WHAT IS REQUIRED:
Determine which lines contain the word "Perceived", then copy those lines.

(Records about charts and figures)
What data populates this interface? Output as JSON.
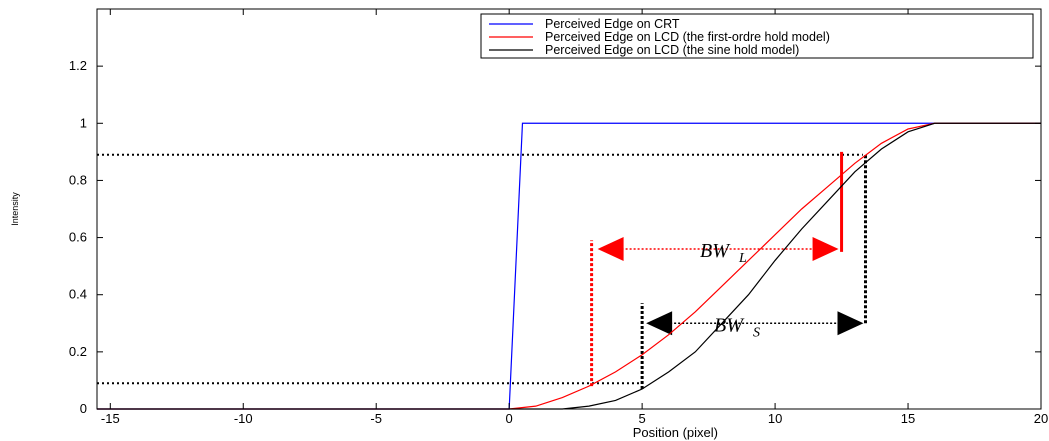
{
  "chart_data": {
    "type": "line",
    "title": "",
    "xlabel": "Position (pixel)",
    "ylabel": "Intensity",
    "xlim": [
      -15.5,
      20
    ],
    "ylim": [
      0,
      1.4
    ],
    "x_ticks": [
      -15,
      -10,
      -5,
      0,
      5,
      10,
      15,
      20
    ],
    "y_ticks": [
      0,
      0.2,
      0.4,
      0.6,
      0.8,
      1,
      1.2
    ],
    "x_tick_labels": [
      "-15",
      "-10",
      "-5",
      "0",
      "5",
      "10",
      "15",
      "20"
    ],
    "y_tick_labels": [
      "0",
      "0.2",
      "0.4",
      "0.6",
      "0.8",
      "1",
      "1.2"
    ],
    "grid": false,
    "legend_position": "top-right",
    "series": [
      {
        "name": "Perceived Edge on CRT",
        "color": "#0000ff",
        "x": [
          -15.5,
          0,
          0.5,
          20
        ],
        "y": [
          0,
          0,
          1,
          1
        ]
      },
      {
        "name": "Perceived Edge on LCD (the first-ordre hold model)",
        "color": "#ff0000",
        "x": [
          -15.5,
          0,
          1,
          2,
          3,
          4,
          5,
          6,
          7,
          8,
          9,
          10,
          11,
          12,
          13,
          14,
          15,
          16,
          20
        ],
        "y": [
          0,
          0,
          0.01,
          0.04,
          0.08,
          0.13,
          0.19,
          0.26,
          0.34,
          0.43,
          0.52,
          0.61,
          0.7,
          0.78,
          0.86,
          0.93,
          0.98,
          1,
          1
        ]
      },
      {
        "name": "Perceived Edge on LCD (the sine hold model)",
        "color": "#000000",
        "x": [
          -15.5,
          2,
          3,
          4,
          5,
          6,
          7,
          8,
          9,
          10,
          11,
          12,
          13,
          14,
          15,
          16,
          20
        ],
        "y": [
          0,
          0,
          0.01,
          0.03,
          0.07,
          0.13,
          0.2,
          0.3,
          0.4,
          0.52,
          0.63,
          0.73,
          0.83,
          0.91,
          0.97,
          1,
          1
        ]
      }
    ],
    "reference_lines": [
      {
        "name": "upper-level-line",
        "y": 0.89,
        "x_from": -15.5,
        "x_to": 13.3,
        "color": "#000000",
        "style": "dotted"
      },
      {
        "name": "lower-level-line",
        "y": 0.09,
        "x_from": -15.5,
        "x_to": 5,
        "color": "#000000",
        "style": "dotted"
      }
    ],
    "annotations": {
      "bw_l": {
        "label": "BW",
        "subscript": "L",
        "color": "#ff0000",
        "left_x": 3.1,
        "right_x": 12.5,
        "arrow_y": 0.56,
        "left_vline": [
          0.08,
          0.59
        ],
        "right_vline": [
          0.55,
          0.9
        ]
      },
      "bw_s": {
        "label": "BW",
        "subscript": "S",
        "color": "#000000",
        "left_x": 5,
        "right_x": 13.4,
        "arrow_y": 0.3,
        "left_vline": [
          0.07,
          0.37
        ],
        "right_vline": [
          0.3,
          0.89
        ]
      }
    }
  }
}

SOLUTION TO THE PROBLEM:
        "name": "Perceived Edge on CRT",
        "name": "Perceived Edge on LCD (the first-ordre hold model)",
        "name": "Perceived Edge on LCD (the sine hold model)",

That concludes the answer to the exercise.